* REQUIREMENT *
Copy out all the lines exactly. Omit pictures.

--

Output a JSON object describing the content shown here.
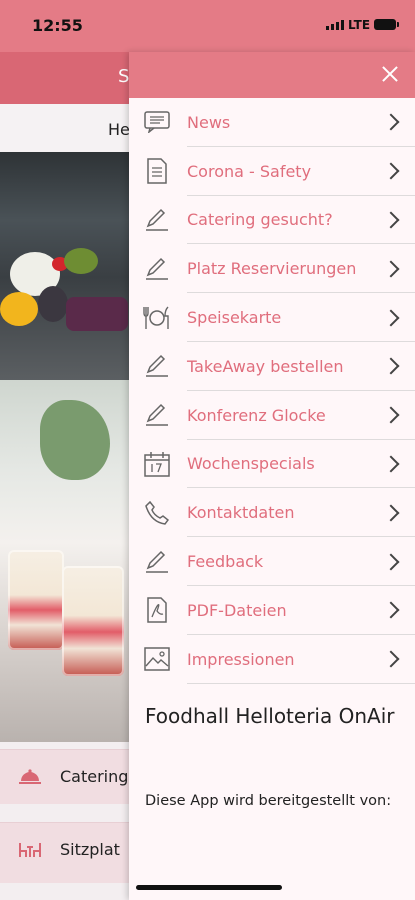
{
  "status": {
    "time": "12:55",
    "network": "LTE"
  },
  "background": {
    "header_title": "S",
    "subheader": "He",
    "rows": [
      {
        "label": "Catering",
        "icon": "cloche-icon"
      },
      {
        "label": "Sitzplat",
        "icon": "seating-icon"
      }
    ]
  },
  "drawer": {
    "menu": [
      {
        "label": "News",
        "icon": "news-icon"
      },
      {
        "label": "Corona - Safety",
        "icon": "document-icon"
      },
      {
        "label": "Catering gesucht?",
        "icon": "edit-icon"
      },
      {
        "label": "Platz Reservierungen",
        "icon": "edit-icon"
      },
      {
        "label": "Speisekarte",
        "icon": "cutlery-icon"
      },
      {
        "label": "TakeAway bestellen",
        "icon": "edit-icon"
      },
      {
        "label": "Konferenz Glocke",
        "icon": "edit-icon"
      },
      {
        "label": "Wochenspecials",
        "icon": "calendar-icon"
      },
      {
        "label": "Kontaktdaten",
        "icon": "phone-icon"
      },
      {
        "label": "Feedback",
        "icon": "edit-icon"
      },
      {
        "label": "PDF-Dateien",
        "icon": "pdf-icon"
      },
      {
        "label": "Impressionen",
        "icon": "image-icon"
      }
    ],
    "footer_title": "Foodhall Helloteria OnAir",
    "footer_text": "Diese App wird bereitgestellt von:"
  },
  "colors": {
    "accent": "#e06e7d",
    "header": "#e47b86"
  }
}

--

* SOLUTION *
Output a JSON object describing the content shown here.
{
  "status": {
    "time": "12:55",
    "network": "LTE"
  },
  "background": {
    "header_title": "S",
    "subheader": "He",
    "rows": [
      {
        "label": "Catering",
        "icon": "cloche-icon"
      },
      {
        "label": "Sitzplat",
        "icon": "seating-icon"
      }
    ]
  },
  "drawer": {
    "menu": [
      {
        "label": "News",
        "icon": "news-icon"
      },
      {
        "label": "Corona - Safety",
        "icon": "document-icon"
      },
      {
        "label": "Catering gesucht?",
        "icon": "edit-icon"
      },
      {
        "label": "Platz Reservierungen",
        "icon": "edit-icon"
      },
      {
        "label": "Speisekarte",
        "icon": "cutlery-icon"
      },
      {
        "label": "TakeAway bestellen",
        "icon": "edit-icon"
      },
      {
        "label": "Konferenz Glocke",
        "icon": "edit-icon"
      },
      {
        "label": "Wochenspecials",
        "icon": "calendar-icon"
      },
      {
        "label": "Kontaktdaten",
        "icon": "phone-icon"
      },
      {
        "label": "Feedback",
        "icon": "edit-icon"
      },
      {
        "label": "PDF-Dateien",
        "icon": "pdf-icon"
      },
      {
        "label": "Impressionen",
        "icon": "image-icon"
      }
    ],
    "footer_title": "Foodhall Helloteria OnAir",
    "footer_text": "Diese App wird bereitgestellt von:"
  },
  "colors": {
    "accent": "#e06e7d",
    "header": "#e47b86"
  }
}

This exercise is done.